▶ _Written problem_:
Give back the full listing, character for character, with no pictures.

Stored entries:
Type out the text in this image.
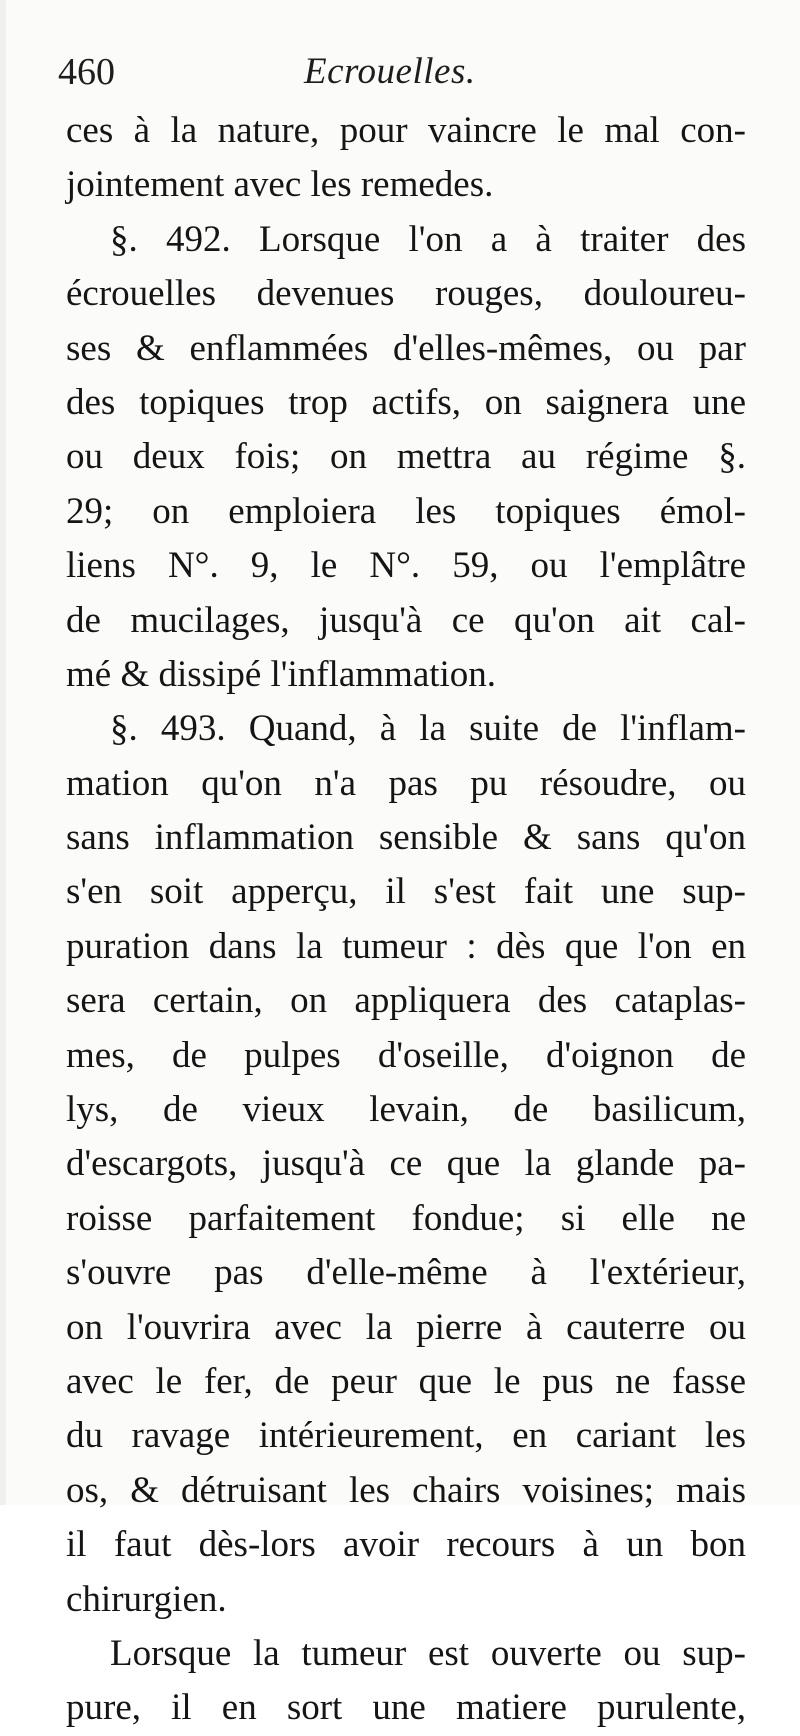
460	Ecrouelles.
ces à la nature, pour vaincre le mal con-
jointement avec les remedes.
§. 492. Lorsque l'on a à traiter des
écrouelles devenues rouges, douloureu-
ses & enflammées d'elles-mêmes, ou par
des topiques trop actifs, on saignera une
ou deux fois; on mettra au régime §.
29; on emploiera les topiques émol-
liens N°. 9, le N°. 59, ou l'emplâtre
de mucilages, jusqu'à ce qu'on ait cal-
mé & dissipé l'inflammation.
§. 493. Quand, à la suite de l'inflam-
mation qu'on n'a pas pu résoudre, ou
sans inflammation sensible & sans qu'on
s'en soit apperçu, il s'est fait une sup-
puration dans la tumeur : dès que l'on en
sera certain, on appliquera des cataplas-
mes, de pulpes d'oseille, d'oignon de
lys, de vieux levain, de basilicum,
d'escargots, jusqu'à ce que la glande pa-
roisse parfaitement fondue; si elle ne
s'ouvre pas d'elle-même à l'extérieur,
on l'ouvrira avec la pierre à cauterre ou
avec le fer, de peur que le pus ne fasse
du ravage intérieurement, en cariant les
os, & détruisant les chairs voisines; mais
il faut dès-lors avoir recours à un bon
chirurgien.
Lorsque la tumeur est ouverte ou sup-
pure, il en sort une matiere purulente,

▶ _Exercise answer_:
Type out the text in this image.
460	Ecrouelles.
ces à la nature, pour vaincre le mal con-
jointement avec les remedes.
§. 492. Lorsque l'on a à traiter des
écrouelles devenues rouges, douloureu-
ses & enflammées d'elles-mêmes, ou par
des topiques trop actifs, on saignera une
ou deux fois; on mettra au régime §.
29; on emploiera les topiques émol-
liens N°. 9, le N°. 59, ou l'emplâtre
de mucilages, jusqu'à ce qu'on ait cal-
mé & dissipé l'inflammation.
§. 493. Quand, à la suite de l'inflam-
mation qu'on n'a pas pu résoudre, ou
sans inflammation sensible & sans qu'on
s'en soit apperçu, il s'est fait une sup-
puration dans la tumeur : dès que l'on en
sera certain, on appliquera des cataplas-
mes, de pulpes d'oseille, d'oignon de
lys, de vieux levain, de basilicum,
d'escargots, jusqu'à ce que la glande pa-
roisse parfaitement fondue; si elle ne
s'ouvre pas d'elle-même à l'extérieur,
on l'ouvrira avec la pierre à cauterre ou
avec le fer, de peur que le pus ne fasse
du ravage intérieurement, en cariant les
os, & détruisant les chairs voisines; mais
il faut dès-lors avoir recours à un bon
chirurgien.
Lorsque la tumeur est ouverte ou sup-
pure, il en sort une matiere purulente,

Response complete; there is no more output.